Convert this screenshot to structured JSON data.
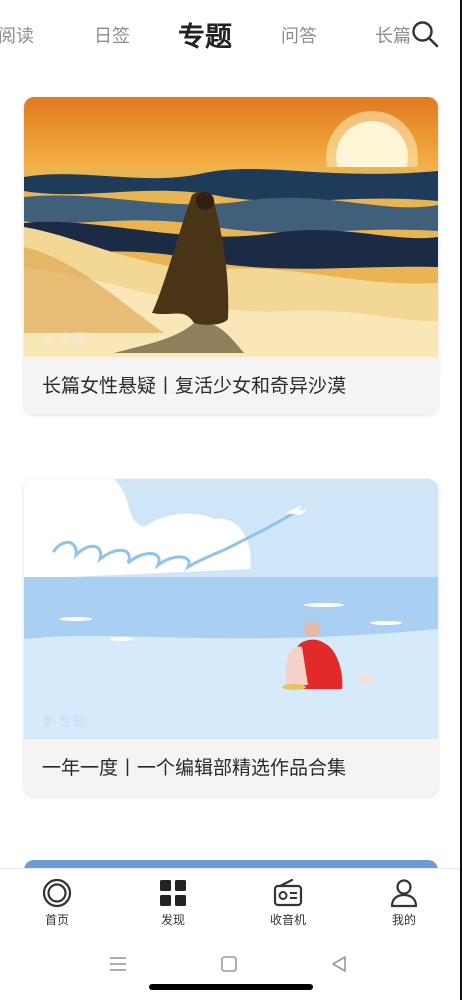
{
  "top_tabs": {
    "items": [
      {
        "label": "阅读"
      },
      {
        "label": "日签"
      },
      {
        "label": "专题",
        "active": true
      },
      {
        "label": "问答"
      },
      {
        "label": "长篇"
      }
    ],
    "search_icon": "search-icon"
  },
  "cards": [
    {
      "tag": "# 专题",
      "title": "长篇女性悬疑丨复活少女和奇异沙漠",
      "art": "desert-woman-sunset-illustration"
    },
    {
      "tag": "# 专题",
      "title": "一年一度丨一个编辑部精选作品合集",
      "art": "2024-sea-sky-airplane-illustration"
    }
  ],
  "bottom_nav": {
    "items": [
      {
        "label": "首页",
        "icon": "home-circle-icon"
      },
      {
        "label": "发现",
        "icon": "grid-icon",
        "active": true
      },
      {
        "label": "收音机",
        "icon": "radio-icon"
      },
      {
        "label": "我的",
        "icon": "person-icon"
      }
    ]
  },
  "system_nav": {
    "icons": [
      "menu-icon",
      "square-icon",
      "back-triangle-icon"
    ]
  },
  "colors": {
    "accent_text": "#222222",
    "inactive_text": "#8d8d8d",
    "card_bg": "#f4f4f4"
  }
}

# # # # #

DIRECTIVE:
Every entry above should be duplicated exactly. Do not include the images.

EXERCISE SOLUTION:
Convert this screenshot to structured JSON data.
{
  "top_tabs": {
    "items": [
      {
        "label": "阅读"
      },
      {
        "label": "日签"
      },
      {
        "label": "专题",
        "active": true
      },
      {
        "label": "问答"
      },
      {
        "label": "长篇"
      }
    ],
    "search_icon": "search-icon"
  },
  "cards": [
    {
      "tag": "# 专题",
      "title": "长篇女性悬疑丨复活少女和奇异沙漠",
      "art": "desert-woman-sunset-illustration"
    },
    {
      "tag": "# 专题",
      "title": "一年一度丨一个编辑部精选作品合集",
      "art": "2024-sea-sky-airplane-illustration"
    }
  ],
  "bottom_nav": {
    "items": [
      {
        "label": "首页",
        "icon": "home-circle-icon"
      },
      {
        "label": "发现",
        "icon": "grid-icon",
        "active": true
      },
      {
        "label": "收音机",
        "icon": "radio-icon"
      },
      {
        "label": "我的",
        "icon": "person-icon"
      }
    ]
  },
  "system_nav": {
    "icons": [
      "menu-icon",
      "square-icon",
      "back-triangle-icon"
    ]
  },
  "colors": {
    "accent_text": "#222222",
    "inactive_text": "#8d8d8d",
    "card_bg": "#f4f4f4"
  }
}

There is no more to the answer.